- PROBLEM REQUIREMENTS
Any picture among the records should be left out, please; retype the rest exactly.

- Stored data

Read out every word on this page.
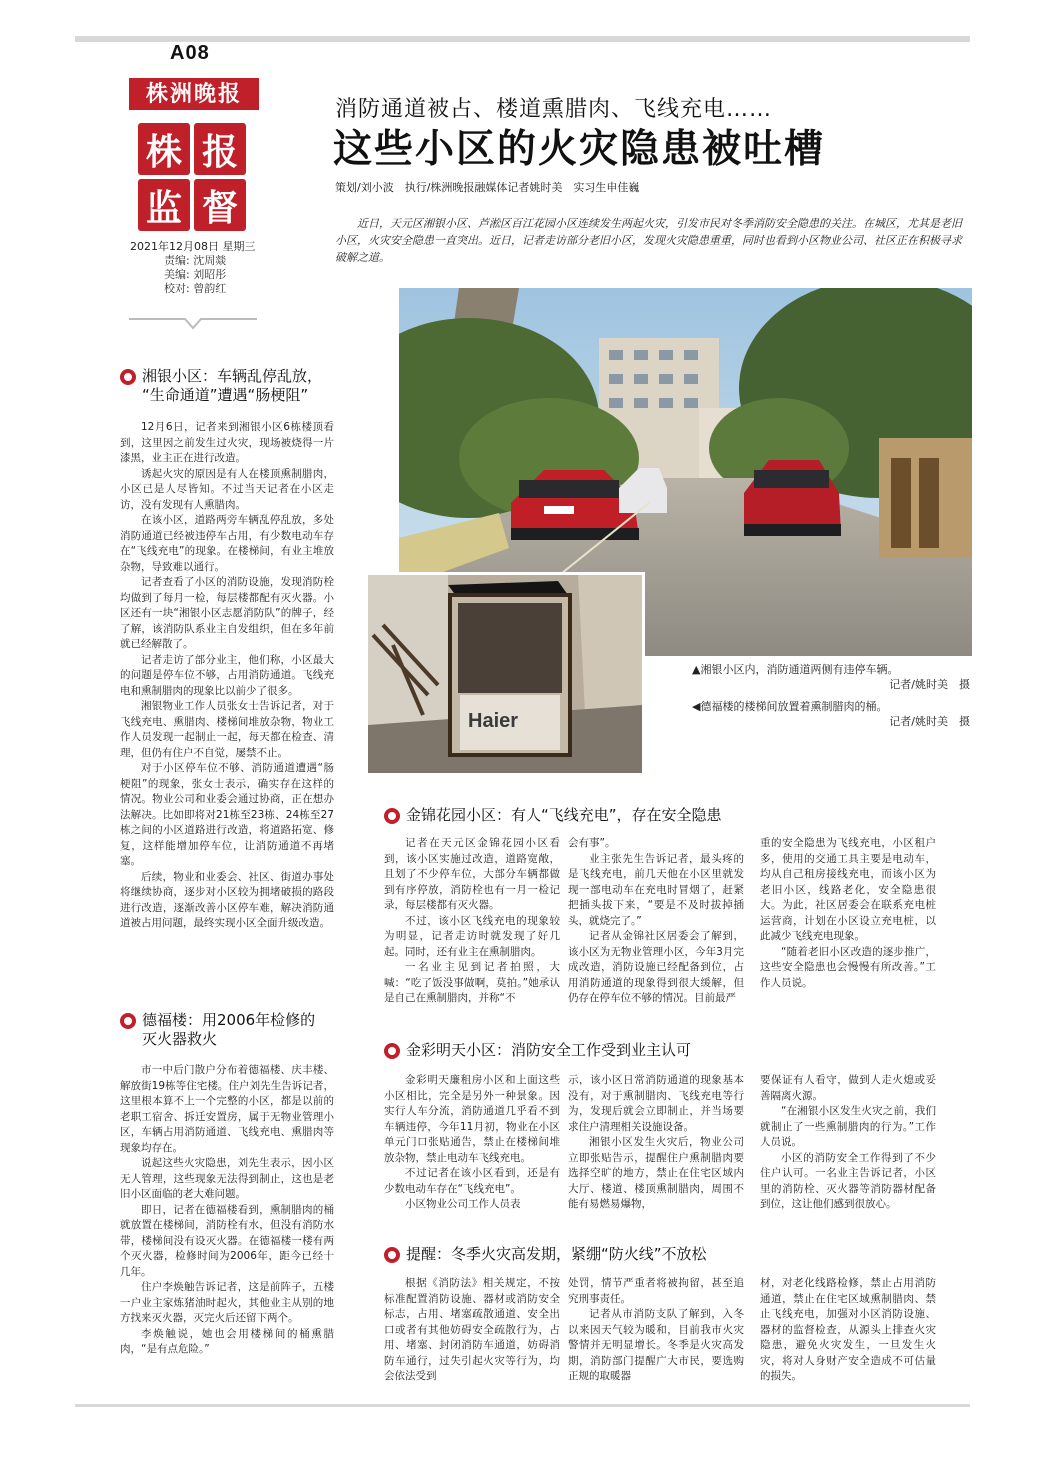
A08
株洲晚报
株 报
监 督
2021年12月08日 星期三
责编: 沈周燚
美编: 刘昭彤
校对: 曾韵红
消防通道被占、楼道熏腊肉、飞线充电……
这些小区的火灾隐患被吐槽
策划/刘小波　执行/株洲晚报融媒体记者姚时美　实习生申佳巍
近日，天元区湘银小区、芦淞区百江花园小区连续发生两起火灾，引发市民对冬季消防安全隐患的关注。在城区，尤其是老旧小区，火灾安全隐患一直突出。近日，记者走访部分老旧小区，发现火灾隐患重重，同时也看到小区物业公司、社区正在积极寻求破解之道。
Haier
▲湘银小区内，消防通道两侧有违停车辆。
记者/姚时美　摄
◀德福楼的楼梯间放置着熏制腊肉的桶。
记者/姚时美　摄
湘银小区：车辆乱停乱放，
“生命通道”遭遇“肠梗阻”

12月6日，记者来到湘银小区6栋楼顶看到，这里因之前发生过火灾，现场被烧得一片漆黑，业主正在进行改造。

诱起火灾的原因是有人在楼顶熏制腊肉，小区已是人尽皆知。不过当天记者在小区走访，没有发现有人熏腊肉。

在该小区，道路两旁车辆乱停乱放，多处消防通道已经被违停车占用，有少数电动车存在“飞线充电”的现象。在楼梯间，有业主堆放杂物，导致难以通行。

记者查看了小区的消防设施，发现消防栓均做到了每月一检，每层楼都配有灭火器。小区还有一块“湘银小区志愿消防队”的牌子，经了解，该消防队系业主自发组织，但在多年前就已经解散了。

记者走访了部分业主，他们称，小区最大的问题是停车位不够，占用消防通道。飞线充电和熏制腊肉的现象比以前少了很多。

湘银物业工作人员张女士告诉记者，对于飞线充电、熏腊肉、楼梯间堆放杂物，物业工作人员发现一起制止一起，每天都在检查、清理，但仍有住户不自觉，屡禁不止。

对于小区停车位不够、消防通道遭遇“肠梗阻”的现象，张女士表示，确实存在这样的情况。物业公司和业委会通过协商，正在想办法解决。比如即将对21栋至23栋、24栋至27栋之间的小区道路进行改造，将道路拓宽、修复，这样能增加停车位，让消防通道不再堵塞。

后续，物业和业委会、社区、街道办事处将继续协商，逐步对小区较为拥堵破损的路段进行改造，逐渐改善小区停车难，解决消防通道被占用问题，最终实现小区全面升级改造。

德福楼：用2006年检修的
灭火器救火

市一中后门散户分布着德福楼、庆丰楼、解放街19栋等住宅楼。住户刘先生告诉记者，这里根本算不上一个完整的小区，都是以前的老职工宿舍、拆迁安置房，属于无物业管理小区，车辆占用消防通道、飞线充电、熏腊肉等现象均存在。

说起这些火灾隐患，刘先生表示，因小区无人管理，这些现象无法得到制止，这也是老旧小区面临的老大难问题。

即日，记者在德福楼看到，熏制腊肉的桶就放置在楼梯间，消防栓有水，但没有消防水带，楼梯间没有设灭火器。在德福楼一楼有两个灭火器，检修时间为2006年，距今已经十几年。

住户李焕触告诉记者，这是前阵子，五楼一户业主家炼猪油时起火，其他业主从别的地方找来灭火器，灭完火后还留下两个。

李焕触说，她也会用楼梯间的桶熏腊肉，“是有点危险。”

金锦花园小区：有人“飞线充电”，存在安全隐患

记者在天元区金锦花园小区看到，该小区实施过改造，道路宽敞，且划了不少停车位，大部分车辆都做到有序停放，消防栓也有一月一检记录，每层楼都有灭火器。

不过，该小区飞线充电的现象较为明显，记者走访时就发现了好几起。同时，还有业主在熏制腊肉。

一名业主见到记者拍照，大喊：“吃了饭没事做啊，莫拍。”她承认是自己在熏制腊肉，并称“不

会有事”。

业主张先生告诉记者，最头疼的是飞线充电，前几天他在小区里就发现一部电动车在充电时冒烟了，赶紧把插头拔下来，“要是不及时拔掉插头，就烧完了。”

记者从金锦社区居委会了解到，该小区为无物业管理小区，今年3月完成改造，消防设施已经配备到位，占用消防通道的现象得到很大缓解，但仍存在停车位不够的情况。目前最严

重的安全隐患为飞线充电，小区租户多，使用的交通工具主要是电动车，均从自己租房接线充电，而该小区为老旧小区，线路老化，安全隐患很大。为此，社区居委会在联系充电桩运营商，计划在小区设立充电桩，以此减少飞线充电现象。

“随着老旧小区改造的逐步推广，这些安全隐患也会慢慢有所改善。”工作人员说。

金彩明天小区：消防安全工作受到业主认可

金彩明天廉租房小区和上面这些小区相比，完全是另外一种景象。因实行人车分流，消防通道几乎看不到车辆违停，今年11月初，物业在小区单元门口张贴通告，禁止在楼梯间堆放杂物，禁止电动车飞线充电。

不过记者在该小区看到，还是有少数电动车存在“飞线充电”。

小区物业公司工作人员表

示，该小区日常消防通道的现象基本没有，对于熏制腊肉、飞线充电等行为，发现后就会立即制止，并当场要求住户清理相关设施设备。

湘银小区发生火灾后，物业公司立即张贴告示，提醒住户熏制腊肉要选择空旷的地方，禁止在住宅区域内大厅、楼道、楼顶熏制腊肉，周围不能有易燃易爆物，

要保证有人看守，做到人走火熄或妥善隔离火源。

“在湘银小区发生火灾之前，我们就制止了一些熏制腊肉的行为。”工作人员说。

小区的消防安全工作得到了不少住户认可。一名业主告诉记者，小区里的消防栓、灭火器等消防器材配备到位，这让他们感到很放心。

提醒：冬季火灾高发期，紧绷“防火线”不放松

根据《消防法》相关规定，不按标准配置消防设施、器材或消防安全标志，占用、堵塞疏散通道、安全出口或者有其他妨碍安全疏散行为，占用、堵塞、封闭消防车通道，妨碍消防车通行，过失引起火灾等行为，均会依法受到

处罚，情节严重者将被拘留，甚至追究刑事责任。

记者从市消防支队了解到，入冬以来因天气较为暖和，目前我市火灾警情并无明显增长。冬季是火灾高发期，消防部门提醒广大市民，要选购正规的取暖器

材，对老化线路检修，禁止占用消防通道，禁止在住宅区域熏制腊肉、禁止飞线充电，加强对小区消防设施、器材的监督检查，从源头上排查火灾隐患，避免火灾发生，一旦发生火灾，将对人身财产安全造成不可估量的损失。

- ANSWER TO THIS EXERCISE
Read out every word on this page.
A08
株洲晚报
株 报
监 督
2021年12月08日 星期三
责编: 沈周燚
美编: 刘昭彤
校对: 曾韵红
消防通道被占、楼道熏腊肉、飞线充电……
这些小区的火灾隐患被吐槽
策划/刘小波　执行/株洲晚报融媒体记者姚时美　实习生申佳巍
近日，天元区湘银小区、芦淞区百江花园小区连续发生两起火灾，引发市民对冬季消防安全隐患的关注。在城区，尤其是老旧小区，火灾安全隐患一直突出。近日，记者走访部分老旧小区，发现火灾隐患重重，同时也看到小区物业公司、社区正在积极寻求破解之道。
Haier
▲湘银小区内，消防通道两侧有违停车辆。
记者/姚时美　摄
◀德福楼的楼梯间放置着熏制腊肉的桶。
记者/姚时美　摄
湘银小区：车辆乱停乱放，
“生命通道”遭遇“肠梗阻”

12月6日，记者来到湘银小区6栋楼顶看到，这里因之前发生过火灾，现场被烧得一片漆黑，业主正在进行改造。

诱起火灾的原因是有人在楼顶熏制腊肉，小区已是人尽皆知。不过当天记者在小区走访，没有发现有人熏腊肉。

在该小区，道路两旁车辆乱停乱放，多处消防通道已经被违停车占用，有少数电动车存在“飞线充电”的现象。在楼梯间，有业主堆放杂物，导致难以通行。

记者查看了小区的消防设施，发现消防栓均做到了每月一检，每层楼都配有灭火器。小区还有一块“湘银小区志愿消防队”的牌子，经了解，该消防队系业主自发组织，但在多年前就已经解散了。

记者走访了部分业主，他们称，小区最大的问题是停车位不够，占用消防通道。飞线充电和熏制腊肉的现象比以前少了很多。

湘银物业工作人员张女士告诉记者，对于飞线充电、熏腊肉、楼梯间堆放杂物，物业工作人员发现一起制止一起，每天都在检查、清理，但仍有住户不自觉，屡禁不止。

对于小区停车位不够、消防通道遭遇“肠梗阻”的现象，张女士表示，确实存在这样的情况。物业公司和业委会通过协商，正在想办法解决。比如即将对21栋至23栋、24栋至27栋之间的小区道路进行改造，将道路拓宽、修复，这样能增加停车位，让消防通道不再堵塞。

后续，物业和业委会、社区、街道办事处将继续协商，逐步对小区较为拥堵破损的路段进行改造，逐渐改善小区停车难，解决消防通道被占用问题，最终实现小区全面升级改造。

德福楼：用2006年检修的
灭火器救火

市一中后门散户分布着德福楼、庆丰楼、解放街19栋等住宅楼。住户刘先生告诉记者，这里根本算不上一个完整的小区，都是以前的老职工宿舍、拆迁安置房，属于无物业管理小区，车辆占用消防通道、飞线充电、熏腊肉等现象均存在。

说起这些火灾隐患，刘先生表示，因小区无人管理，这些现象无法得到制止，这也是老旧小区面临的老大难问题。

即日，记者在德福楼看到，熏制腊肉的桶就放置在楼梯间，消防栓有水，但没有消防水带，楼梯间没有设灭火器。在德福楼一楼有两个灭火器，检修时间为2006年，距今已经十几年。

住户李焕触告诉记者，这是前阵子，五楼一户业主家炼猪油时起火，其他业主从别的地方找来灭火器，灭完火后还留下两个。

李焕触说，她也会用楼梯间的桶熏腊肉，“是有点危险。”

金锦花园小区：有人“飞线充电”，存在安全隐患

记者在天元区金锦花园小区看到，该小区实施过改造，道路宽敞，且划了不少停车位，大部分车辆都做到有序停放，消防栓也有一月一检记录，每层楼都有灭火器。

不过，该小区飞线充电的现象较为明显，记者走访时就发现了好几起。同时，还有业主在熏制腊肉。

一名业主见到记者拍照，大喊：“吃了饭没事做啊，莫拍。”她承认是自己在熏制腊肉，并称“不

会有事”。

业主张先生告诉记者，最头疼的是飞线充电，前几天他在小区里就发现一部电动车在充电时冒烟了，赶紧把插头拔下来，“要是不及时拔掉插头，就烧完了。”

记者从金锦社区居委会了解到，该小区为无物业管理小区，今年3月完成改造，消防设施已经配备到位，占用消防通道的现象得到很大缓解，但仍存在停车位不够的情况。目前最严

重的安全隐患为飞线充电，小区租户多，使用的交通工具主要是电动车，均从自己租房接线充电，而该小区为老旧小区，线路老化，安全隐患很大。为此，社区居委会在联系充电桩运营商，计划在小区设立充电桩，以此减少飞线充电现象。

“随着老旧小区改造的逐步推广，这些安全隐患也会慢慢有所改善。”工作人员说。

金彩明天小区：消防安全工作受到业主认可

金彩明天廉租房小区和上面这些小区相比，完全是另外一种景象。因实行人车分流，消防通道几乎看不到车辆违停，今年11月初，物业在小区单元门口张贴通告，禁止在楼梯间堆放杂物，禁止电动车飞线充电。

不过记者在该小区看到，还是有少数电动车存在“飞线充电”。

小区物业公司工作人员表

示，该小区日常消防通道的现象基本没有，对于熏制腊肉、飞线充电等行为，发现后就会立即制止，并当场要求住户清理相关设施设备。

湘银小区发生火灾后，物业公司立即张贴告示，提醒住户熏制腊肉要选择空旷的地方，禁止在住宅区域内大厅、楼道、楼顶熏制腊肉，周围不能有易燃易爆物，

要保证有人看守，做到人走火熄或妥善隔离火源。

“在湘银小区发生火灾之前，我们就制止了一些熏制腊肉的行为。”工作人员说。

小区的消防安全工作得到了不少住户认可。一名业主告诉记者，小区里的消防栓、灭火器等消防器材配备到位，这让他们感到很放心。

提醒：冬季火灾高发期，紧绷“防火线”不放松

根据《消防法》相关规定，不按标准配置消防设施、器材或消防安全标志，占用、堵塞疏散通道、安全出口或者有其他妨碍安全疏散行为，占用、堵塞、封闭消防车通道，妨碍消防车通行，过失引起火灾等行为，均会依法受到

处罚，情节严重者将被拘留，甚至追究刑事责任。

记者从市消防支队了解到，入冬以来因天气较为暖和，目前我市火灾警情并无明显增长。冬季是火灾高发期，消防部门提醒广大市民，要选购正规的取暖器

材，对老化线路检修，禁止占用消防通道，禁止在住宅区域熏制腊肉、禁止飞线充电，加强对小区消防设施、器材的监督检查，从源头上排查火灾隐患，避免火灾发生，一旦发生火灾，将对人身财产安全造成不可估量的损失。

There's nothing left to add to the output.